**WHAT YOU SHOULD DO**
Copy, word for word, the section of the Sawyer, North Dakota article below that opens with the words containing "- • Land: 0.49" and closes with "UTC-6 (Central (CST))".

**READING PASSAGE**
- Location of Sawyer, North Dakota
- Coordinates: 48°05′22″N 101°03′12″W﻿ / ﻿48.08944°N 101.05333°W
- Country: United States
- State: North Dakota
- County: Ward
- Founded: 1898

Area
- • Total: 0.49 sq mi (1.27 km^{2})
- • Land: 0.49 sq mi (1.27 km^{2})
- • Water: 0 sq mi (0.00 km^{2})
- Elevation: 1,535 ft (468 m)

Population (2020)
- • Total: 319
- • Estimate (2022): 312
- • Density: 650/sq mi (250.9/km^{2})
- Time zone: UTC-6 (Central (CST))
- • Summer (DST): UTC-5 (CDT)
- ZIP code: 58781
- Area code: 701
- FIPS code: 38-70980
- GNIS feature ID: 1036255
- Website: www.sawyernd58781.com

= Sawyer, North Dakota =

Sawyer is a city in Ward County, North Dakota, United States. The population was 319 at the 2020 census. It is part of the Minot Metropolitan Statistical Area. Sawyer was founded in 1898.

==Geography==
According to the United States Census Bureau, the city has a total area of 0.48 sqmi, all land.

==Demographics==

Renee's Corner Cafe, Sawyer, 1987

Historical population
| Census | Pop. | Note | %± |
| 1910 | 327 |  | — |
| 1920 | 241 |  | −26.3% |
| 1930 | 206 |  | −14.5% |
| 1940 | 271 |  | 31.6% |
| 1950 | 264 |  | −2.6% |
| 1960 | 390 |  | 47.7% |
| 1970 | 373 |  | −4.4% |
| 1980 | 417 |  | 11.8% |
| 1990 | 319 |  | −23.5% |
| 2000 | 377 |  | 18.2% |
| 2010 | 357 |  | −5.3% |
| 2020 | 319 |  | −10.6% |
| 2022 (est.) | 312 |  | −2.2% |
U.S. Decennial Census 2020 Census

===2010 census===
As of the census of 2010, there were 357 people, 139 households, and 99 families residing in the city. The population density was 743.8 PD/sqmi. There were 150 housing units at an average density of 312.5 /sqmi. The racial makeup of the city was 96.6% White, 0.3% African American, 1.1% Native American, 0.3% Asian, 0.3% from other races, and 1.4% from two or more races. Hispanic or Latino of any race were 0.8% of the population.

There were 139 households, of which 35.3% had children under the age of 18 living with them, 58.3% were married couples living together, 8.6% had a female householder with no husband present, 4.3% had a male householder with no wife present, and 28.8% were non-families. 24.5% of all households were made up of individuals, and 10.8% had someone living alone who was 65 years of age or older. The average household size was 2.57 and the average family size was 3.05.

The median age in the city was 38.4 years. 28% of residents were under the age of 18; 7.1% were between the ages of 18 and 24; 25.5% were from 25 to 44; 27.8% were from 45 to 64; and 11.8% were 65 years of age or older. The gender makeup of the city was 52.4% male and 47.6% female.

===2000 census===
As of the census of 2000, there were 377 people, 150 households, and 108 families residing in the city. The population density was 782.4 PD/sqmi. There were 162 housing units at an average density of 336.2 /sqmi. The racial makeup of the city was 98.14% White, 0.53% Native American, 1.06% Asian, 0.27% from other races. Hispanic or Latino of any race were 1.06% of the population.

**GIVEN INFORMATION**
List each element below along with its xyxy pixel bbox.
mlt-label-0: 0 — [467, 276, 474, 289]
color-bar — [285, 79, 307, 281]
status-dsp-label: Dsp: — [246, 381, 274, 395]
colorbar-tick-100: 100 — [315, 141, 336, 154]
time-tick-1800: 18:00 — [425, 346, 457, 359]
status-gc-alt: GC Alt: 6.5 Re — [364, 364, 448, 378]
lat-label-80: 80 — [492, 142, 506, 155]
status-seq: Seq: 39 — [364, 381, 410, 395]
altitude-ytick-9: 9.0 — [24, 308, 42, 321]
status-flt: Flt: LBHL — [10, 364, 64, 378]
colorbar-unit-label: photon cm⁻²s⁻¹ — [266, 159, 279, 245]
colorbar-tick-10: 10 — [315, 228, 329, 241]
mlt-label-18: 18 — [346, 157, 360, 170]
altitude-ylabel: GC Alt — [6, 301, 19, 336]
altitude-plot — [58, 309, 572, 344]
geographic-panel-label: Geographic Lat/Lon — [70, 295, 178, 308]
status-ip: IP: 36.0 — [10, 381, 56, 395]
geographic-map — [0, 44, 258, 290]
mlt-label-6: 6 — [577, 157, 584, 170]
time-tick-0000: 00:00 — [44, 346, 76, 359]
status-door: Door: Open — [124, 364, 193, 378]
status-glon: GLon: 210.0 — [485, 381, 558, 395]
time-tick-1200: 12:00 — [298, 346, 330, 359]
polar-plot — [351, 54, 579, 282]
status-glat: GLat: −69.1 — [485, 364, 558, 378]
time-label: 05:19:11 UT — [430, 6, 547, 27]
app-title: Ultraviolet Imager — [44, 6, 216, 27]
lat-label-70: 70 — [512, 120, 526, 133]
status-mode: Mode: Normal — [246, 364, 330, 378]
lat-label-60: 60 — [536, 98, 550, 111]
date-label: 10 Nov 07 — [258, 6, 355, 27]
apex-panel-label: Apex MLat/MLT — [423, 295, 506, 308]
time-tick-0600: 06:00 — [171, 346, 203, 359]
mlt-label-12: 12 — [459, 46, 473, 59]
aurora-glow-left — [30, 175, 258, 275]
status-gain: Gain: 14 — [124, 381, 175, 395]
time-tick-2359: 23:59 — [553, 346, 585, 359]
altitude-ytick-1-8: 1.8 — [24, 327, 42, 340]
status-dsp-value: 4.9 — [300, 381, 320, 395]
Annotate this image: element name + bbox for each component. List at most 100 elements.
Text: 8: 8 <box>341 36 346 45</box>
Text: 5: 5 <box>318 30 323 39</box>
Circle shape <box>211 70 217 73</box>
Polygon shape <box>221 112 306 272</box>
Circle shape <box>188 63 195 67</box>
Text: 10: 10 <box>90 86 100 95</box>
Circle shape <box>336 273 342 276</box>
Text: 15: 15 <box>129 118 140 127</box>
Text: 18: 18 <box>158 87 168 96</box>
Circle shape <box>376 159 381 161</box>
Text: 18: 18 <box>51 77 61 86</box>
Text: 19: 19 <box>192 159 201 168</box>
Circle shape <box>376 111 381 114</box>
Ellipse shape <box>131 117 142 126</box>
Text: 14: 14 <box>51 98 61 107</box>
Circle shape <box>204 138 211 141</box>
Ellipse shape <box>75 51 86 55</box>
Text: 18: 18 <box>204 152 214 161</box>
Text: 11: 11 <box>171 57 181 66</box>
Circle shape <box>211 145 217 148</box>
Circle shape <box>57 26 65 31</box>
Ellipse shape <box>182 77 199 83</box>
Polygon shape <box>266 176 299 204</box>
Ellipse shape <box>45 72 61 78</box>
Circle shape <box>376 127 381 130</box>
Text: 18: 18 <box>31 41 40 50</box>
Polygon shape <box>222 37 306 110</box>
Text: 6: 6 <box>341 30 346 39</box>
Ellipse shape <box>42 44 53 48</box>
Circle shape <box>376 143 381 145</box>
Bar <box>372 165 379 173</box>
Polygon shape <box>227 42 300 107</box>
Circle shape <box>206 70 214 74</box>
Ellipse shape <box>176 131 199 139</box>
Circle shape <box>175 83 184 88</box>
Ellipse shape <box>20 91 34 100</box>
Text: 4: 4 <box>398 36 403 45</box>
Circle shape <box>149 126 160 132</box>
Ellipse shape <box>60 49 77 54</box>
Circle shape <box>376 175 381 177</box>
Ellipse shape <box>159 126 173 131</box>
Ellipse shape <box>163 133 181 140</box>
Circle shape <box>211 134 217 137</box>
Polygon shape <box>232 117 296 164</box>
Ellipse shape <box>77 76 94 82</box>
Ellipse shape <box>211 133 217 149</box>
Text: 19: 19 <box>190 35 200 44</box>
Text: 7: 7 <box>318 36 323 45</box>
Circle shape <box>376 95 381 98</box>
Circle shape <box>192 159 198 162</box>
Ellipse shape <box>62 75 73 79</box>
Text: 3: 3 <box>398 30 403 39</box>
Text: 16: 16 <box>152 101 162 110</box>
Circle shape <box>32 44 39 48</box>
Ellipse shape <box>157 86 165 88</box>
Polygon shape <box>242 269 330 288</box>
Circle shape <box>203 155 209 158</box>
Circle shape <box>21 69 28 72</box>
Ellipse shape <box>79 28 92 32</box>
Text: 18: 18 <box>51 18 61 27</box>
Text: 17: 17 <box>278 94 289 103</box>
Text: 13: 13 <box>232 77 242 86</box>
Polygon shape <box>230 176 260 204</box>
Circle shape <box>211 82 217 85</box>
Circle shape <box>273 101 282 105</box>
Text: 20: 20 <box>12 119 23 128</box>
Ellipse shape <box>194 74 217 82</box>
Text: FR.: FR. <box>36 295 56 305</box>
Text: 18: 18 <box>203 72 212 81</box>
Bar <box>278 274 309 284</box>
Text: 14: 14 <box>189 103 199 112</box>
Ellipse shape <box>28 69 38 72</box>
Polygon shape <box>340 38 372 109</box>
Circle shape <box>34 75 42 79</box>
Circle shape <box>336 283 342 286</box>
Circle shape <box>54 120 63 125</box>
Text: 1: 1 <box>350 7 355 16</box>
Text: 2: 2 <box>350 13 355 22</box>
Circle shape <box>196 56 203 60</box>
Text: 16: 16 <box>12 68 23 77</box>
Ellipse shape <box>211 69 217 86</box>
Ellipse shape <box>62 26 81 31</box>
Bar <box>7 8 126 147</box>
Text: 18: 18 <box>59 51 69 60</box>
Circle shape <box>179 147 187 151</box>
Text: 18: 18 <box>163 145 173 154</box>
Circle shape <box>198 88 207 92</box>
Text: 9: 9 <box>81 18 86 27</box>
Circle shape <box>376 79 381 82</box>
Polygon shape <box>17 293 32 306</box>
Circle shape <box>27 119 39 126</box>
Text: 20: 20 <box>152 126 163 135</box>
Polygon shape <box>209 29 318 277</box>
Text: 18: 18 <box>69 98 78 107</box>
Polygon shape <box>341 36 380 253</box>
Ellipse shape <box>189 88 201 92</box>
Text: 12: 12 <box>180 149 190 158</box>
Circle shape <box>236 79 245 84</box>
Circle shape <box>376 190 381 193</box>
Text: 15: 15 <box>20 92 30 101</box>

**TASK OUTPUT**
- • Land: 0.49 sq mi (1.27 km^{2})
- • Water: 0 sq mi (0.00 km^{2})
- Elevation: 1,535 ft (468 m)

Population (2020)
- • Total: 319
- • Estimate (2022): 312
- • Density: 650/sq mi (250.9/km^{2})
- Time zone: UTC-6 (Central (CST))